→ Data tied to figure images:
((

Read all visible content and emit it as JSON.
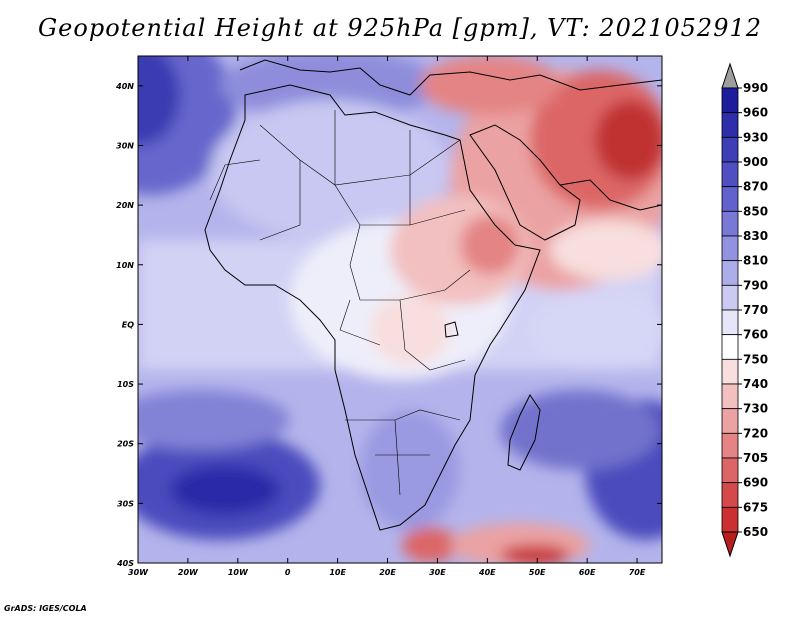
{
  "title": "Geopotential Height at 925hPa [gpm], VT: 2021052912",
  "footer": "GrADS: IGES/COLA",
  "map": {
    "projection": "latlon",
    "lon_range": [
      -30,
      75
    ],
    "lat_range": [
      -40,
      45
    ],
    "x_ticks": [
      {
        "lon": -30,
        "label": "30W"
      },
      {
        "lon": -20,
        "label": "20W"
      },
      {
        "lon": -10,
        "label": "10W"
      },
      {
        "lon": 0,
        "label": "0"
      },
      {
        "lon": 10,
        "label": "10E"
      },
      {
        "lon": 20,
        "label": "20E"
      },
      {
        "lon": 30,
        "label": "30E"
      },
      {
        "lon": 40,
        "label": "40E"
      },
      {
        "lon": 50,
        "label": "50E"
      },
      {
        "lon": 60,
        "label": "60E"
      },
      {
        "lon": 70,
        "label": "70E"
      }
    ],
    "y_ticks": [
      {
        "lat": 40,
        "label": "40N"
      },
      {
        "lat": 30,
        "label": "30N"
      },
      {
        "lat": 20,
        "label": "20N"
      },
      {
        "lat": 10,
        "label": "10N"
      },
      {
        "lat": 0,
        "label": "EQ"
      },
      {
        "lat": -10,
        "label": "10S"
      },
      {
        "lat": -20,
        "label": "20S"
      },
      {
        "lat": -30,
        "label": "30S"
      },
      {
        "lat": -40,
        "label": "40S"
      }
    ]
  },
  "colorbar": {
    "levels": [
      {
        "label": "990",
        "color": "#9e9e9e"
      },
      {
        "label": "960",
        "color": "#1c1c9c"
      },
      {
        "label": "930",
        "color": "#2e2eaa"
      },
      {
        "label": "900",
        "color": "#3e3eb6"
      },
      {
        "label": "870",
        "color": "#4f4fc2"
      },
      {
        "label": "850",
        "color": "#6262cc"
      },
      {
        "label": "830",
        "color": "#7878d6"
      },
      {
        "label": "810",
        "color": "#9292e0"
      },
      {
        "label": "790",
        "color": "#adadea"
      },
      {
        "label": "770",
        "color": "#cacaf2"
      },
      {
        "label": "760",
        "color": "#e6e6f8"
      },
      {
        "label": "750",
        "color": "#ffffff"
      },
      {
        "label": "740",
        "color": "#f8dede"
      },
      {
        "label": "730",
        "color": "#f2c0c0"
      },
      {
        "label": "720",
        "color": "#eba2a2"
      },
      {
        "label": "705",
        "color": "#e48484"
      },
      {
        "label": "690",
        "color": "#dc6666"
      },
      {
        "label": "675",
        "color": "#d44a4a"
      },
      {
        "label": "650",
        "color": "#ca3030"
      },
      {
        "label": "",
        "color": "#b81e1e"
      }
    ]
  }
}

))

→ WHAT IS BEING ASKED: Print all of the records shown above exactly, leaving out each picture.

→ ANSWER BELOW:
Read all visible content and emit it as JSON.
{
  "title": "Geopotential Height at 925hPa [gpm], VT: 2021052912",
  "footer": "GrADS: IGES/COLA",
  "map": {
    "projection": "latlon",
    "lon_range": [
      -30,
      75
    ],
    "lat_range": [
      -40,
      45
    ],
    "x_ticks": [
      {
        "lon": -30,
        "label": "30W"
      },
      {
        "lon": -20,
        "label": "20W"
      },
      {
        "lon": -10,
        "label": "10W"
      },
      {
        "lon": 0,
        "label": "0"
      },
      {
        "lon": 10,
        "label": "10E"
      },
      {
        "lon": 20,
        "label": "20E"
      },
      {
        "lon": 30,
        "label": "30E"
      },
      {
        "lon": 40,
        "label": "40E"
      },
      {
        "lon": 50,
        "label": "50E"
      },
      {
        "lon": 60,
        "label": "60E"
      },
      {
        "lon": 70,
        "label": "70E"
      }
    ],
    "y_ticks": [
      {
        "lat": 40,
        "label": "40N"
      },
      {
        "lat": 30,
        "label": "30N"
      },
      {
        "lat": 20,
        "label": "20N"
      },
      {
        "lat": 10,
        "label": "10N"
      },
      {
        "lat": 0,
        "label": "EQ"
      },
      {
        "lat": -10,
        "label": "10S"
      },
      {
        "lat": -20,
        "label": "20S"
      },
      {
        "lat": -30,
        "label": "30S"
      },
      {
        "lat": -40,
        "label": "40S"
      }
    ]
  },
  "colorbar": {
    "levels": [
      {
        "label": "990",
        "color": "#9e9e9e"
      },
      {
        "label": "960",
        "color": "#1c1c9c"
      },
      {
        "label": "930",
        "color": "#2e2eaa"
      },
      {
        "label": "900",
        "color": "#3e3eb6"
      },
      {
        "label": "870",
        "color": "#4f4fc2"
      },
      {
        "label": "850",
        "color": "#6262cc"
      },
      {
        "label": "830",
        "color": "#7878d6"
      },
      {
        "label": "810",
        "color": "#9292e0"
      },
      {
        "label": "790",
        "color": "#adadea"
      },
      {
        "label": "770",
        "color": "#cacaf2"
      },
      {
        "label": "760",
        "color": "#e6e6f8"
      },
      {
        "label": "750",
        "color": "#ffffff"
      },
      {
        "label": "740",
        "color": "#f8dede"
      },
      {
        "label": "730",
        "color": "#f2c0c0"
      },
      {
        "label": "720",
        "color": "#eba2a2"
      },
      {
        "label": "705",
        "color": "#e48484"
      },
      {
        "label": "690",
        "color": "#dc6666"
      },
      {
        "label": "675",
        "color": "#d44a4a"
      },
      {
        "label": "650",
        "color": "#ca3030"
      },
      {
        "label": "",
        "color": "#b81e1e"
      }
    ]
  }
}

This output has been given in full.